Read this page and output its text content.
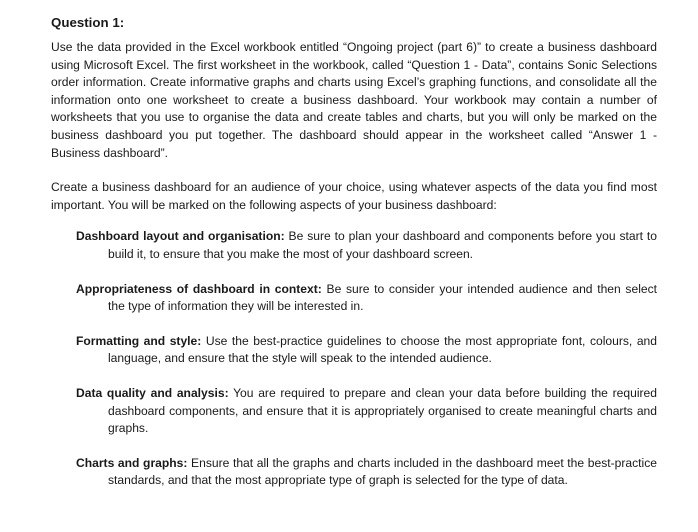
Question 1:

Use the data provided in the Excel workbook entitled “Ongoing project (part 6)” to create a business dashboard using Microsoft Excel. The first worksheet in the workbook, called “Question 1 - Data”, contains Sonic Selections order information. Create informative graphs and charts using Excel’s graphing functions, and consolidate all the information onto one worksheet to create a business dashboard. Your workbook may contain a number of worksheets that you use to organise the data and create tables and charts, but you will only be marked on the business dashboard you put together. The dashboard should appear in the worksheet called “Answer 1 - Business dashboard”.

Create a business dashboard for an audience of your choice, using whatever aspects of the data you find most important. You will be marked on the following aspects of your business dashboard:

Dashboard layout and organisation: Be sure to plan your dashboard and components before you start to build it, to ensure that you make the most of your dashboard screen.
Appropriateness of dashboard in context: Be sure to consider your intended audience and then select the type of information they will be interested in.
Formatting and style: Use the best-practice guidelines to choose the most appropriate font, colours, and language, and ensure that the style will speak to the intended audience.
Data quality and analysis: You are required to prepare and clean your data before building the required dashboard components, and ensure that it is appropriately organised to create meaningful charts and graphs.
Charts and graphs: Ensure that all the graphs and charts included in the dashboard meet the best-practice standards, and that the most appropriate type of graph is selected for the type of data.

══════════════════════════════

▶ **REQUIRED WORK**:
Report the number of lines in the entries above that include the word "Question" and add nothing to it.

▶ **RESPONSE BELOW**:
2